§ **Work to complete**: Find how many lines in the data below include the word "JSON", then write only that number.

>>>

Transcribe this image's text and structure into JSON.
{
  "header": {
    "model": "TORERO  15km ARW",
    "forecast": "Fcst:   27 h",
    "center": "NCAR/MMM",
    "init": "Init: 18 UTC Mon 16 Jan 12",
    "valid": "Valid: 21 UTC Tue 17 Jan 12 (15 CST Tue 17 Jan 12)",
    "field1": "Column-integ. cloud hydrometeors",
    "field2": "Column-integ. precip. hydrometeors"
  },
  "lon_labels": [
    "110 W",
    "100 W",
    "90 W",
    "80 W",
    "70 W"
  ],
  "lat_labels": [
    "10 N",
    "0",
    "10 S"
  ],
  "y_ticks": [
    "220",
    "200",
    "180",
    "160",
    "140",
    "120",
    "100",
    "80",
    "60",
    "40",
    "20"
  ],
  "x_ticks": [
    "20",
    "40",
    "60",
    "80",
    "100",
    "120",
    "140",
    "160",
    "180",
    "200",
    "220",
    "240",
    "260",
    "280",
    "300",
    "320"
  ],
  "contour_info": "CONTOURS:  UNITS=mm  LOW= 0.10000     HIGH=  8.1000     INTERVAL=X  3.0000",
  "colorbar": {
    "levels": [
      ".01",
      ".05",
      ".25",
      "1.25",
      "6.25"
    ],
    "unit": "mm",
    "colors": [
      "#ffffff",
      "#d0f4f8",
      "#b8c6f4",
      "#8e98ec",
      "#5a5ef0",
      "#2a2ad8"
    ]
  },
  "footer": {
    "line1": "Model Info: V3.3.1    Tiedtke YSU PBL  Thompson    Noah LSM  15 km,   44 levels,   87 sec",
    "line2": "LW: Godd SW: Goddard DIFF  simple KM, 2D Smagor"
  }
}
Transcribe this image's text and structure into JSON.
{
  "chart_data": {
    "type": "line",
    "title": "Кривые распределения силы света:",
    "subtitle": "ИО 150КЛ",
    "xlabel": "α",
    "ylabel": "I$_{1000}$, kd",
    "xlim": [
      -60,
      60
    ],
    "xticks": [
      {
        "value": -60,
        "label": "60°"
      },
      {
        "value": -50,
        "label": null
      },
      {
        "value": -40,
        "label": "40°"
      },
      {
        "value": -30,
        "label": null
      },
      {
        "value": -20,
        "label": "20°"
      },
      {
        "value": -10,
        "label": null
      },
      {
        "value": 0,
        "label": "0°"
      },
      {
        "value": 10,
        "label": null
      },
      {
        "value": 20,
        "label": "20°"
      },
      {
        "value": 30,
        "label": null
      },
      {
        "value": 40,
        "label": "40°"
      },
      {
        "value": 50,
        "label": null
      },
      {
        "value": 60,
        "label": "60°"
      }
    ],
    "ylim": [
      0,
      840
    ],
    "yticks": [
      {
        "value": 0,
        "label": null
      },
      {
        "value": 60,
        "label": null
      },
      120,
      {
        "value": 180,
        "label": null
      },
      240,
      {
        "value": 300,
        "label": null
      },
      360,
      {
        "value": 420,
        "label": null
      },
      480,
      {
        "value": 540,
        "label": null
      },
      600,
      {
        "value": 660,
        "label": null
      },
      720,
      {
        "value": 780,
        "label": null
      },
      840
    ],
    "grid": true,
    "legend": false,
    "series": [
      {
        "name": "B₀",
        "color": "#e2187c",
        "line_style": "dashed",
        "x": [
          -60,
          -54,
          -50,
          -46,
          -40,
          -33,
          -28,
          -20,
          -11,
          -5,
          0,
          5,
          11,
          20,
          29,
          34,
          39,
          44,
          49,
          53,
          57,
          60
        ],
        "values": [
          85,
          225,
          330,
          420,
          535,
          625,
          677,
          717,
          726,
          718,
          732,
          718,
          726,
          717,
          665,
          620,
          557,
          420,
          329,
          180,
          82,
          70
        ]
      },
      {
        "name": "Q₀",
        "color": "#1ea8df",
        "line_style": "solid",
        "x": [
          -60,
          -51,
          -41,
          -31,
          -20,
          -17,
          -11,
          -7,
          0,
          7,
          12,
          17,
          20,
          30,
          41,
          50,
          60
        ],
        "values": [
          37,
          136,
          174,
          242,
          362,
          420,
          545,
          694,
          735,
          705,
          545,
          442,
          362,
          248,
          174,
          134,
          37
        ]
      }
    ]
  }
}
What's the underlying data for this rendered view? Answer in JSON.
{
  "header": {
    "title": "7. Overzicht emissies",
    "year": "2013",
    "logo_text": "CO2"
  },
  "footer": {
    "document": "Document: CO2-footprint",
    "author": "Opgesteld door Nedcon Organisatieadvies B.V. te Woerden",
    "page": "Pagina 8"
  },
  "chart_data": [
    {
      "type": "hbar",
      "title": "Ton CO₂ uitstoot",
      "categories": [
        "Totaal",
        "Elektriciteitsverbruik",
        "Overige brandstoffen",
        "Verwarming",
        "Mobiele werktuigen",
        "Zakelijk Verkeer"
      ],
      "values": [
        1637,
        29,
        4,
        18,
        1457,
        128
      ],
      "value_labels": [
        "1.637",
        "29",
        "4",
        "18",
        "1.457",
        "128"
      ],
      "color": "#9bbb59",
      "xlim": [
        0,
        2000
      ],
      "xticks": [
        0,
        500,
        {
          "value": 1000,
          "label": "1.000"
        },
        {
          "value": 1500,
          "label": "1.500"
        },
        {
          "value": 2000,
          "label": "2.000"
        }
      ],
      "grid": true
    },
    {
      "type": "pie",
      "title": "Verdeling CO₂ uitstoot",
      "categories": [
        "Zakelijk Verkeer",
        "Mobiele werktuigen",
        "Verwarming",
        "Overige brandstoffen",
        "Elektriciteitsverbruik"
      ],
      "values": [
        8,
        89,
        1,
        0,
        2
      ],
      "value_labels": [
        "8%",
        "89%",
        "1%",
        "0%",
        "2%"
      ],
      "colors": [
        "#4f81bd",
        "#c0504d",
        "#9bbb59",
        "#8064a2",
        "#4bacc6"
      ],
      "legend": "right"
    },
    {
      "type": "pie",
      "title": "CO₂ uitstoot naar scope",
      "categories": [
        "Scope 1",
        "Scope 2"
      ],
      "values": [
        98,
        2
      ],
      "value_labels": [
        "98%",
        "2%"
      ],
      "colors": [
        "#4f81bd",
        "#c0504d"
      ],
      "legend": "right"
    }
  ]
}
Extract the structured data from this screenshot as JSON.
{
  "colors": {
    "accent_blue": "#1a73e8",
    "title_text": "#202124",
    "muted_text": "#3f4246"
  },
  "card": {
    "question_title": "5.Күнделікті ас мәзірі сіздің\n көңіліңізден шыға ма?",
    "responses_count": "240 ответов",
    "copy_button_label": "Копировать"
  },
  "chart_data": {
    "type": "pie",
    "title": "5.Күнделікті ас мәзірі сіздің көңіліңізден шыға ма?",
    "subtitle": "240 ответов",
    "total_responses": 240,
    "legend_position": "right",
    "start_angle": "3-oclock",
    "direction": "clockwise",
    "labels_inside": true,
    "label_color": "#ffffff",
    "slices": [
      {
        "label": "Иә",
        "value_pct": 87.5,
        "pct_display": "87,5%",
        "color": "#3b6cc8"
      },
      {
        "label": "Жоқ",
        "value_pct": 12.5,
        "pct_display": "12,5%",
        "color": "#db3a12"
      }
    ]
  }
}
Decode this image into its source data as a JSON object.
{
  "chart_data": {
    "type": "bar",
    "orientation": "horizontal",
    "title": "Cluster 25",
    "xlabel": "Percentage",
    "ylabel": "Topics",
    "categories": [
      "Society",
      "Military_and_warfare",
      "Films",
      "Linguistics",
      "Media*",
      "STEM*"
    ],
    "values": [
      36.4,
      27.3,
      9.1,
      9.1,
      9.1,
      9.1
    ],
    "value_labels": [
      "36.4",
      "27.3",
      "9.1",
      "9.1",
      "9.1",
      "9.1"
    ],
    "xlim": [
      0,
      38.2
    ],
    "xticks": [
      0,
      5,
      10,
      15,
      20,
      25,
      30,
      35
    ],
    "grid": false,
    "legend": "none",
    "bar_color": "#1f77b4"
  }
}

<<<

§ **Expected output**: 5